Using the material that follows, say how many lines contain the string "noch". Answer with a number only.

> **Records supplied**
BEGIN

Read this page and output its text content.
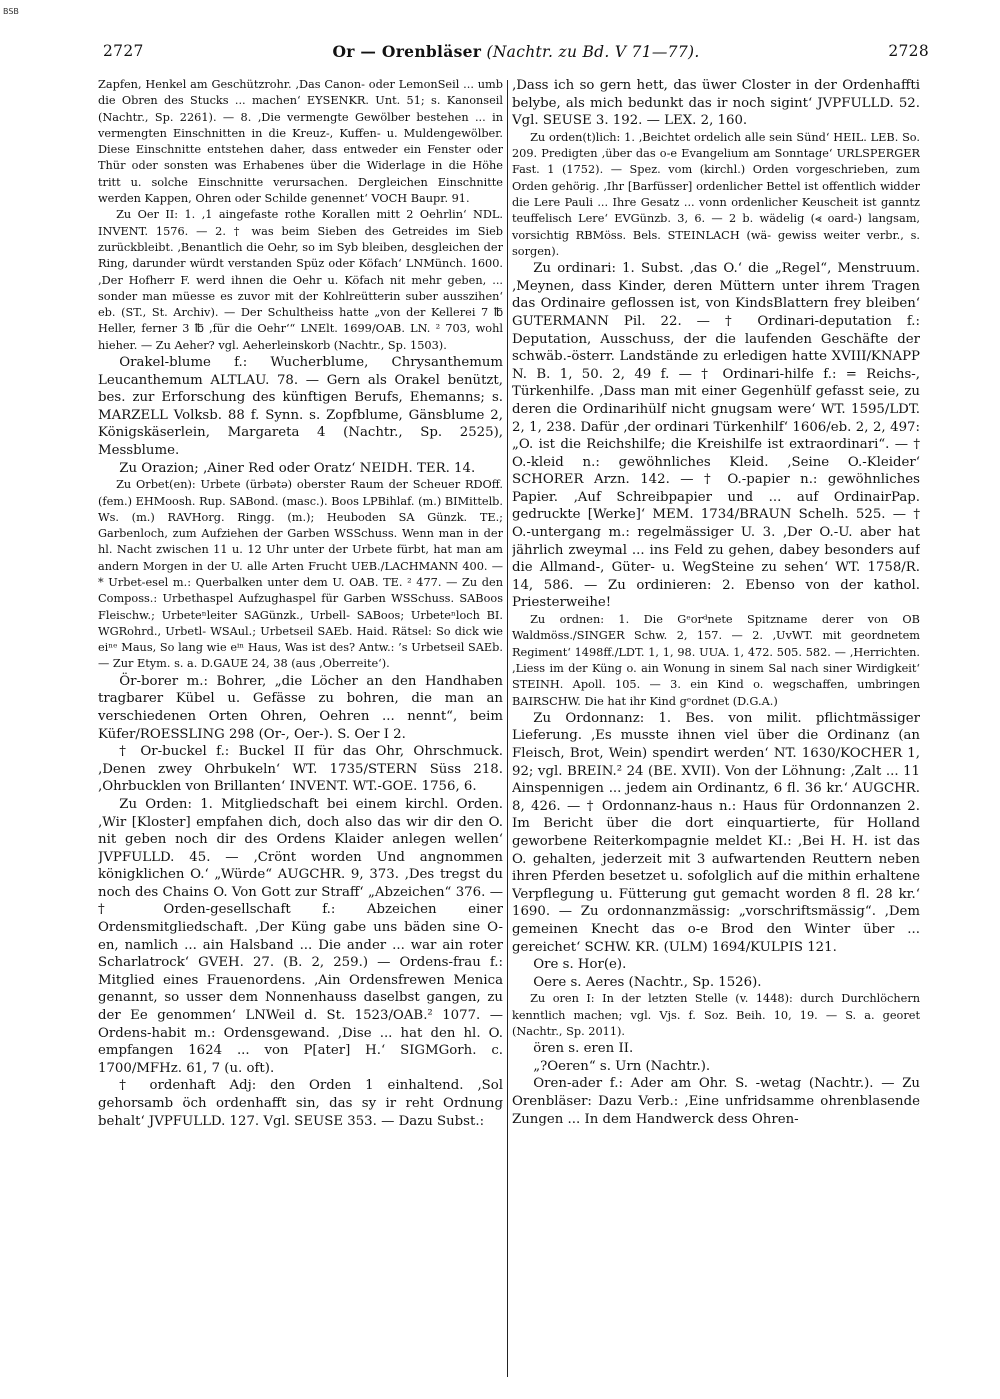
BSB
2727	Or — Orenbläser (Nachtr. zu Bd. V 71—77).	2728

Zapfen, Henkel am Geschützrohr. ‚Das Canon- oder LemonSeil ... umb die Obren des Stucks ... machen‘ EYSENKR. Unt. 51; s. Kanonseil (Nachtr., Sp. 2261). — 8. ‚Die vermengte Gewölber bestehen ... in vermengten Einschnitten in die Kreuz-, Kuffen- u. Muldengewölber. Diese Einschnitte entstehen daher, dass entweder ein Fenster oder Thür oder sonsten was Erhabenes über die Widerlage in die Höhe tritt u. solche Einschnitte verursachen. Dergleichen Einschnitte werden Kappen, Ohren oder Schilde genennet‘ VOCH Baupr. 91.

Zu Oer II: 1. ‚1 aingefaste rothe Korallen mitt 2 Oehrlin‘ NDL. INVENT. 1576. — 2. † was beim Sieben des Getreides im Sieb zurückbleibt. ‚Benantlich die Oehr, so im Syb bleiben, desgleichen der Ring, darunder würdt verstanden Spüz oder Köfach‘ LNMünch. 1600. ‚Der Hofherr F. werd ihnen die Oehr u. Köfach nit mehr geben, ... sonder man müesse es zuvor mit der Kohlreütterin suber ausszihen‘ eb. (ST., St. Archiv). — Der Schultheiss hatte „von der Kellerei 7 ℔ Heller, ferner 3 ℔ ‚für die Oehr‘“ LNElt. 1699/OAB. LN. ² 703, wohl hieher. — Zu Aeher? vgl. Aeherleinskorb (Nachtr., Sp. 1503).

Orakel-blume f.: Wucherblume, Chrysanthemum Leucanthemum ALTLAU. 78. — Gern als Orakel benützt, bes. zur Erforschung des künftigen Berufs, Ehemanns; s. MARZELL Volksb. 88 f. Synn. s. Zopfblume, Gänsblume 2, Königskäserlein, Margareta 4 (Nachtr., Sp. 2525), Messblume.

Zu Orazion; ‚Ainer Red oder Oratz‘ NEIDH. TER. 14.

Zu Orbet(en): Urbete (ürbətə) oberster Raum der Scheuer RDOff. (fem.) EHMoosh. Rup. SABond. (masc.). Boos LPBihlaf. (m.) BIMittelb. Ws. (m.) RAVHorg. Ringg. (m.); Heuboden SA Günzk. TE.; Garbenloch, zum Aufziehen der Garben WSSchuss. Wenn man in der hl. Nacht zwischen 11 u. 12 Uhr unter der Urbete fürbt, hat man am andern Morgen in der U. alle Arten Frucht UEB./LACHMANN 400. — * Urbet-esel m.: Querbalken unter dem U. OAB. TE. ² 477. — Zu den Composs.: Urbethaspel Aufzughaspel für Garben WSSchuss. SABoos Fleischw.; Urbeteⁿleiter SAGünzk., Urbell- SABoos; Urbeteⁿloch BI. WGRohrd., Urbetl- WSAul.; Urbetseil SAEb. Haid. Rätsel: So dick wie eiⁿᵉ Maus, So lang wie eⁱⁿ Haus, Was ist des? Antw.: ’s Urbetseil SAEb. — Zur Etym. s. a. D.GAUE 24, 38 (aus ‚Oberreite‘).

Ör-borer m.: Bohrer, „die Löcher an den Handhaben tragbarer Kübel u. Gefässe zu bohren, die man an verschiedenen Orten Ohren, Oehren ... nennt“, beim Küfer/ROESSLING 298 (Or-, Oer-). S. Oer I 2.

† Or-buckel f.: Buckel II für das Ohr, Ohrschmuck. ‚Denen zwey Ohrbukeln‘ WT. 1735/STERN Süss 218. ‚Ohrbucklen von Brillanten‘ INVENT. WT.-GOE. 1756, 6.

Zu Orden: 1. Mitgliedschaft bei einem kirchl. Orden. ‚Wir [Kloster] empfahen dich, doch also das wir dir den O. nit geben noch dir des Ordens Klaider anlegen wellen‘ JVPFULLD. 45. — ‚Crönt worden Und angnommen königklichen O.‘ „Würde“ AUGCHR. 9, 373. ‚Des tregst du noch des Chains O. Von Gott zur Straff‘ „Abzeichen“ 376. — † Orden-gesellschaft f.: Abzeichen einer Ordensmitgliedschaft. ‚Der Küng gabe uns bäden sine O-en, namlich ... ain Halsband ... Die ander ... war ain roter Scharlatrock‘ GVEH. 27. (B. 2, 259.) — Ordens-frau f.: Mitglied eines Frauenordens. ‚Ain Ordensfrewen Menica genannt, so usser dem Nonnenhauss daselbst gangen, zu der Ee genommen‘ LNWeil d. St. 1523/OAB.² 1077. — Ordens-habit m.: Ordensgewand. ‚Dise ... hat den hl. O. empfangen 1624 ... von P[ater] H.‘ SIGMGorh. c. 1700/MFHz. 61, 7 (u. oft).

† ordenhaft Adj: den Orden 1 einhaltend. ‚Sol gehorsamb öch ordenhafft sin, das sy ir reht Ordnung behalt‘ JVPFULLD. 127. Vgl. SEUSE 353. — Dazu Subst.:

‚Dass ich so gern hett, das üwer Closter in der Ordenhaffti belybe, als mich bedunkt das ir noch sigint‘ JVPFULLD. 52. Vgl. SEUSE 3. 192. — LEX. 2, 160.

Zu orden(t)lich: 1. ‚Beichtet ordelich alle sein Sünd‘ HEIL. LEB. So. 209. Predigten ‚über das o-e Evangelium am Sonntage‘ URLSPERGER Fast. 1 (1752). — Spez. vom (kirchl.) Orden vorgeschrieben, zum Orden gehörig. ‚Ihr [Barfüsser] ordenlicher Bettel ist offentlich widder die Lere Pauli ... Ihre Gesatz ... vonn ordenlicher Keuscheit ist ganntz teuffelisch Lere‘ EVGünzb. 3, 6. — 2 b. wädelig (⪡ oard-) langsam, vorsichtig RBMöss. Bels. STEINLACH (wä- gewiss weiter verbr., s. sorgen).

Zu ordinari: 1. Subst. ‚das O.‘ die „Regel“, Menstruum. ‚Meynen, dass Kinder, deren Müttern unter ihrem Tragen das Ordinaire geflossen ist, von KindsBlattern frey bleiben‘ GUTERMANN Pil. 22. — † Ordinari-deputation f.: Deputation, Ausschuss, der die laufenden Geschäfte der schwäb.-österr. Landstände zu erledigen hatte XVIII/KNAPP N. B. 1, 50. 2, 49 f. — † Ordinari-hilfe f.: = Reichs-, Türkenhilfe. ‚Dass man mit einer Gegenhülf gefasst seie, zu deren die Ordinarihülf nicht gnugsam were‘ WT. 1595/LDT. 2, 1, 238. Dafür ‚der ordinari Türkenhilf‘ 1606/eb. 2, 2, 497: „O. ist die Reichshilfe; die Kreishilfe ist extraordinari“. — † O.-kleid n.: gewöhnliches Kleid. ‚Seine O.-Kleider‘ SCHORER Arzn. 142. — † O.-papier n.: gewöhnliches Papier. ‚Auf Schreibpapier und ... auf OrdinairPap. gedruckte [Werke]‘ MEM. 1734/BRAUN Schelh. 525. — † O.-untergang m.: regelmässiger U. 3. ‚Der O.-U. aber hat jährlich zweymal ... ins Feld zu gehen, dabey besonders auf die Allmand-, Güter- u. WegSteine zu sehen‘ WT. 1758/R. 14, 586. — Zu ordinieren: 2. Ebenso von der kathol. Priesterweihe!

Zu ordnen: 1. Die Gᵉorᵈnete Spitzname derer von OB Waldmöss./SINGER Schw. 2, 157. — 2. ‚UvWT. mit geordnetem Regiment‘ 1498ff./LDT. 1, 1, 98. UUA. 1, 472. 505. 582. — ‚Herrichten. ‚Liess im der Küng o. ain Wonung in sinem Sal nach siner Wirdigkeit‘ STEINH. Apoll. 105. — 3. ein Kind o. wegschaffen, umbringen BAIRSCHW. Die hat ihr Kind gᵉordnet (D.G.A.)

Zu Ordonnanz: 1. Bes. von milit. pflichtmässiger Lieferung. ‚Es musste ihnen viel über die Ordinanz (an Fleisch, Brot, Wein) spendirt werden‘ NT. 1630/KOCHER 1, 92; vgl. BREIN.² 24 (BE. XVII). Von der Löhnung: ‚Zalt ... 11 Ainspennigen ... jedem ain Ordinantz, 6 fl. 36 kr.‘ AUGCHR. 8, 426. — † Ordonnanz-haus n.: Haus für Ordonnanzen 2. Im Bericht über die dort einquartierte, für Holland geworbene Reiterkompagnie meldet KI.: ‚Bei H. H. ist das O. gehalten, jederzeit mit 3 aufwartenden Reuttern neben ihren Pferden besetzet u. sofolglich auf die mithin erhaltene Verpflegung u. Fütterung gut gemacht worden 8 fl. 28 kr.‘ 1690. — Zu ordonnanzmässig: „vorschriftsmässig“. ‚Dem gemeinen Knecht das o-e Brod den Winter über ... gereichet‘ SCHW. KR. (ULM) 1694/KULPIS 121.

Ore s. Hor(e).

Oere s. Aeres (Nachtr., Sp. 1526).

Zu oren I: In der letzten Stelle (v. 1448): durch Durchlöchern kenntlich machen; vgl. Vjs. f. Soz. Beih. 10, 19. — S. a. georet (Nachtr., Sp. 2011).

ören s. eren II.

„?Oeren“ s. Urn (Nachtr.).

Oren-ader f.: Ader am Ohr. S. -wetag (Nachtr.). — Zu Orenbläser: Dazu Verb.: ‚Eine unfridsamme ohrenblasende Zungen ... In dem Handwerck dess Ohren-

END

> **Result for this exercise**
2